>> Begin RECORDS TO USE

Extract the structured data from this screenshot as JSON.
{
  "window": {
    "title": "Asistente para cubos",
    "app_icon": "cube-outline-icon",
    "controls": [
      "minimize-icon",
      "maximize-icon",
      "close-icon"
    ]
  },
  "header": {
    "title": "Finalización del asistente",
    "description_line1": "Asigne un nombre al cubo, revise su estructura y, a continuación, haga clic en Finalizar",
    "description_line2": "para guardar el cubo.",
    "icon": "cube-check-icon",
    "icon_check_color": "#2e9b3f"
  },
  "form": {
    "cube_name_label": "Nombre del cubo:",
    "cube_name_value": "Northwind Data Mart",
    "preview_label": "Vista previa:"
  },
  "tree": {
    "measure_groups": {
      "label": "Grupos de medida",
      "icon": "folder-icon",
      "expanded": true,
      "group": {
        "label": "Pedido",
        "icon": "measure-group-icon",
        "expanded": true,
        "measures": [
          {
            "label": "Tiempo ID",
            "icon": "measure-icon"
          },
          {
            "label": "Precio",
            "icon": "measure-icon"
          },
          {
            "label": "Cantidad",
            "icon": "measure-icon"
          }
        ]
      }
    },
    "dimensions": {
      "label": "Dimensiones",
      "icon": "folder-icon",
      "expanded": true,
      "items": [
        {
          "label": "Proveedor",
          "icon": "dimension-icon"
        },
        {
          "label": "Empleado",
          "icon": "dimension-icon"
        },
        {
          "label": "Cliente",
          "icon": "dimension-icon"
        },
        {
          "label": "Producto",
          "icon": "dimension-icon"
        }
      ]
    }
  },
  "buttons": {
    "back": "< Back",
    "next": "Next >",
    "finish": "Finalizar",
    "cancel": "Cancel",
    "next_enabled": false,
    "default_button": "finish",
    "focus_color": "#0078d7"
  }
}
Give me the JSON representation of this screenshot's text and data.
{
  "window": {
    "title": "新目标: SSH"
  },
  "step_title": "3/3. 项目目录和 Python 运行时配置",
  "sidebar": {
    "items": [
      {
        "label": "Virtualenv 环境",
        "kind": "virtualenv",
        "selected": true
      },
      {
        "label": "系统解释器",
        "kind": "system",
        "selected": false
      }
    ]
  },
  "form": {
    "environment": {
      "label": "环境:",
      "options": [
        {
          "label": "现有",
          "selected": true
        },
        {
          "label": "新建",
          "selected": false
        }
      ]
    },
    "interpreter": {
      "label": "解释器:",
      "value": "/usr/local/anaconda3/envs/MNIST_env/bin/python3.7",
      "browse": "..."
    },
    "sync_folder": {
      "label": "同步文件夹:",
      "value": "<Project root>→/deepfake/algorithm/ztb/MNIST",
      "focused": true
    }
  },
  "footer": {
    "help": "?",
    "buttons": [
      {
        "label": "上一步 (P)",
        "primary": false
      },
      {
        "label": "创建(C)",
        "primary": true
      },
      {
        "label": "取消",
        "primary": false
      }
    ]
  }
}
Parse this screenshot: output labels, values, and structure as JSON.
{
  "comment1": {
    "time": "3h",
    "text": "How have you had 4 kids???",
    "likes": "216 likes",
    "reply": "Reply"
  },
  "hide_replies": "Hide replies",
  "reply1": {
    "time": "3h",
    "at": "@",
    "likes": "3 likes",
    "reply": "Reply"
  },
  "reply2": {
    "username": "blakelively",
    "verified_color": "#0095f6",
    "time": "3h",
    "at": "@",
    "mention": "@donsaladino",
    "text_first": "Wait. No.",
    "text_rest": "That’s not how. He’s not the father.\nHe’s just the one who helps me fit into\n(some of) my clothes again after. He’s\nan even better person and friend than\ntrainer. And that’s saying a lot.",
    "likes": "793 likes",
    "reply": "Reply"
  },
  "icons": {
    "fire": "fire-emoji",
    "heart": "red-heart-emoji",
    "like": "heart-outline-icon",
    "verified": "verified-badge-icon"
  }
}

>> End RECORDS TO USE

**JOB:**
Select every line of the material above holding the word "screenshot" and copy it.

**EXERCISE OUTPUT:**
Extract the structured data from this screenshot as JSON.
Give me the JSON representation of this screenshot's text and data.
Parse this screenshot: output labels, values, and structure as JSON.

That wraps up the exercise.